Your task is to repeat the entries word for word while leaving out the pictures.

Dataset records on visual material
**********

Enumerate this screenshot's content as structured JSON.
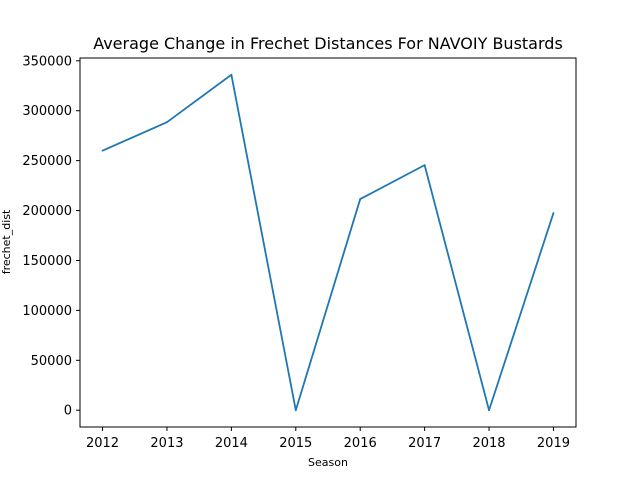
{
  "chart_data": {
    "type": "line",
    "title": "Average Change in Frechet Distances For NAVOIY Bustards",
    "xlabel": "Season",
    "ylabel": "frechet_dist",
    "x": [
      2012,
      2013,
      2014,
      2015,
      2016,
      2017,
      2018,
      2019
    ],
    "series": [
      {
        "values": [
          260000,
          288500,
          336000,
          0,
          211500,
          245500,
          0,
          197500
        ],
        "color": "#1f77b4"
      }
    ],
    "xlim": [
      2011.65,
      2019.35
    ],
    "ylim": [
      -16800,
      352800
    ],
    "yticks": [
      0,
      50000,
      100000,
      150000,
      200000,
      250000,
      300000,
      350000
    ],
    "xticks": [
      2012,
      2013,
      2014,
      2015,
      2016,
      2017,
      2018,
      2019
    ],
    "grid": false,
    "legend": "none"
  }
}
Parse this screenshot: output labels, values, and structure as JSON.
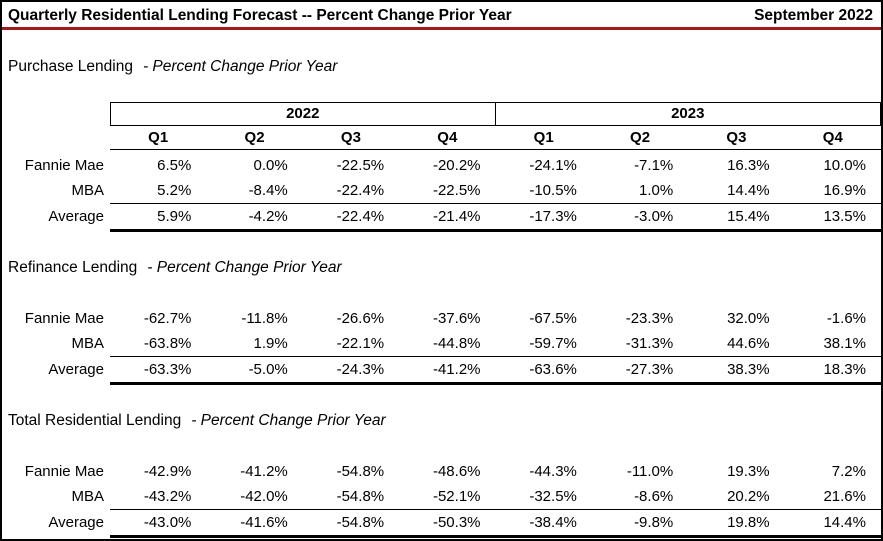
{
  "header": {
    "title": "Quarterly Residential Lending Forecast -- Percent Change Prior Year",
    "date": "September 2022"
  },
  "colors": {
    "accent_rule": "#9E1B1E",
    "border": "#000000",
    "text": "#000000"
  },
  "table_header": {
    "year_groups": [
      "2022",
      "2023"
    ],
    "quarters": [
      "Q1",
      "Q2",
      "Q3",
      "Q4"
    ]
  },
  "sections": [
    {
      "id": "purchase-lending",
      "name": "Purchase Lending",
      "subtitle": "- Percent Change Prior Year",
      "show_column_headers": true,
      "rows": [
        {
          "label": "Fannie Mae",
          "values": [
            "6.5%",
            "0.0%",
            "-22.5%",
            "-20.2%",
            "-24.1%",
            "-7.1%",
            "16.3%",
            "10.0%"
          ]
        },
        {
          "label": "MBA",
          "values": [
            "5.2%",
            "-8.4%",
            "-22.4%",
            "-22.5%",
            "-10.5%",
            "1.0%",
            "14.4%",
            "16.9%"
          ]
        },
        {
          "label": "Average",
          "values": [
            "5.9%",
            "-4.2%",
            "-22.4%",
            "-21.4%",
            "-17.3%",
            "-3.0%",
            "15.4%",
            "13.5%"
          ]
        }
      ]
    },
    {
      "id": "refinance-lending",
      "name": "Refinance Lending",
      "subtitle": "- Percent Change Prior Year",
      "show_column_headers": false,
      "rows": [
        {
          "label": "Fannie Mae",
          "values": [
            "-62.7%",
            "-11.8%",
            "-26.6%",
            "-37.6%",
            "-67.5%",
            "-23.3%",
            "32.0%",
            "-1.6%"
          ]
        },
        {
          "label": "MBA",
          "values": [
            "-63.8%",
            "1.9%",
            "-22.1%",
            "-44.8%",
            "-59.7%",
            "-31.3%",
            "44.6%",
            "38.1%"
          ]
        },
        {
          "label": "Average",
          "values": [
            "-63.3%",
            "-5.0%",
            "-24.3%",
            "-41.2%",
            "-63.6%",
            "-27.3%",
            "38.3%",
            "18.3%"
          ]
        }
      ]
    },
    {
      "id": "total-residential-lending",
      "name": "Total Residential Lending",
      "subtitle": "- Percent Change Prior Year",
      "show_column_headers": false,
      "rows": [
        {
          "label": "Fannie Mae",
          "values": [
            "-42.9%",
            "-41.2%",
            "-54.8%",
            "-48.6%",
            "-44.3%",
            "-11.0%",
            "19.3%",
            "7.2%"
          ]
        },
        {
          "label": "MBA",
          "values": [
            "-43.2%",
            "-42.0%",
            "-54.8%",
            "-52.1%",
            "-32.5%",
            "-8.6%",
            "20.2%",
            "21.6%"
          ]
        },
        {
          "label": "Average",
          "values": [
            "-43.0%",
            "-41.6%",
            "-54.8%",
            "-50.3%",
            "-38.4%",
            "-9.8%",
            "19.8%",
            "14.4%"
          ]
        }
      ]
    }
  ]
}
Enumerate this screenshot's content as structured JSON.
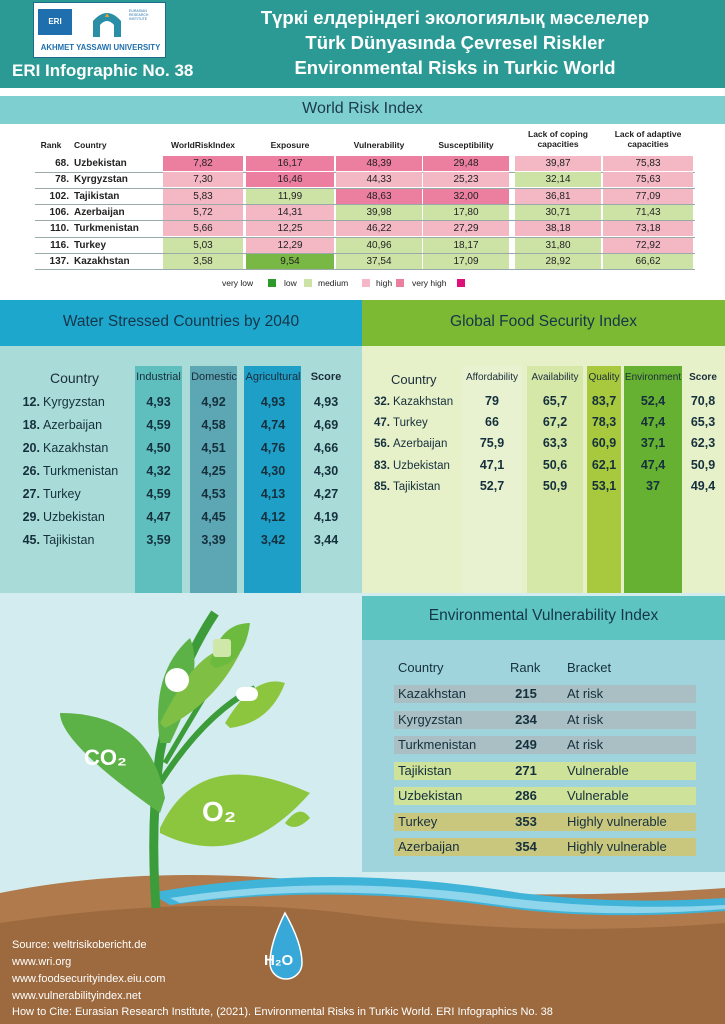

**********

Finished task:
Enumerate this screenshot's content as structured JSON.
{
  "chart_data": {
    "type": "line",
    "title": "Average Change in Frechet Distances For NAVOIY Bustards",
    "xlabel": "Season",
    "ylabel": "frechet_dist",
    "x": [
      2012,
      2013,
      2014,
      2015,
      2016,
      2017,
      2018,
      2019
    ],
    "series": [
      {
        "values": [
          260000,
          288500,
          336000,
          0,
          211500,
          245500,
          0,
          197500
        ],
        "color": "#1f77b4"
      }
    ],
    "xlim": [
      2011.65,
      2019.35
    ],
    "ylim": [
      -16800,
      352800
    ],
    "yticks": [
      0,
      50000,
      100000,
      150000,
      200000,
      250000,
      300000,
      350000
    ],
    "xticks": [
      2012,
      2013,
      2014,
      2015,
      2016,
      2017,
      2018,
      2019
    ],
    "grid": false,
    "legend": "none"
  }
}
Parse this screenshot: output labels, values, and structure as JSON.
{
  "header": {
    "title": "Quarterly Residential Lending Forecast -- Percent Change Prior Year",
    "date": "September 2022"
  },
  "colors": {
    "accent_rule": "#9E1B1E",
    "border": "#000000",
    "text": "#000000"
  },
  "table_header": {
    "year_groups": [
      "2022",
      "2023"
    ],
    "quarters": [
      "Q1",
      "Q2",
      "Q3",
      "Q4"
    ]
  },
  "sections": [
    {
      "id": "purchase-lending",
      "name": "Purchase Lending",
      "subtitle": "- Percent Change Prior Year",
      "show_column_headers": true,
      "rows": [
        {
          "label": "Fannie Mae",
          "values": [
            "6.5%",
            "0.0%",
            "-22.5%",
            "-20.2%",
            "-24.1%",
            "-7.1%",
            "16.3%",
            "10.0%"
          ]
        },
        {
          "label": "MBA",
          "values": [
            "5.2%",
            "-8.4%",
            "-22.4%",
            "-22.5%",
            "-10.5%",
            "1.0%",
            "14.4%",
            "16.9%"
          ]
        },
        {
          "label": "Average",
          "values": [
            "5.9%",
            "-4.2%",
            "-22.4%",
            "-21.4%",
            "-17.3%",
            "-3.0%",
            "15.4%",
            "13.5%"
          ]
        }
      ]
    },
    {
      "id": "refinance-lending",
      "name": "Refinance Lending",
      "subtitle": "- Percent Change Prior Year",
      "show_column_headers": false,
      "rows": [
        {
          "label": "Fannie Mae",
          "values": [
            "-62.7%",
            "-11.8%",
            "-26.6%",
            "-37.6%",
            "-67.5%",
            "-23.3%",
            "32.0%",
            "-1.6%"
          ]
        },
        {
          "label": "MBA",
          "values": [
            "-63.8%",
            "1.9%",
            "-22.1%",
            "-44.8%",
            "-59.7%",
            "-31.3%",
            "44.6%",
            "38.1%"
          ]
        },
        {
          "label": "Average",
          "values": [
            "-63.3%",
            "-5.0%",
            "-24.3%",
            "-41.2%",
            "-63.6%",
            "-27.3%",
            "38.3%",
            "18.3%"
          ]
        }
      ]
    },
    {
      "id": "total-residential-lending",
      "name": "Total Residential Lending",
      "subtitle": "- Percent Change Prior Year",
      "show_column_headers": false,
      "rows": [
        {
          "label": "Fannie Mae",
          "values": [
            "-42.9%",
            "-41.2%",
            "-54.8%",
            "-48.6%",
            "-44.3%",
            "-11.0%",
            "19.3%",
            "7.2%"
          ]
        },
        {
          "label": "MBA",
          "values": [
            "-43.2%",
            "-42.0%",
            "-54.8%",
            "-52.1%",
            "-32.5%",
            "-8.6%",
            "20.2%",
            "21.6%"
          ]
        },
        {
          "label": "Average",
          "values": [
            "-43.0%",
            "-41.6%",
            "-54.8%",
            "-50.3%",
            "-38.4%",
            "-9.8%",
            "19.8%",
            "14.4%"
          ]
        }
      ]
    }
  ]
}
Enumerate this screenshot's content as structured JSON.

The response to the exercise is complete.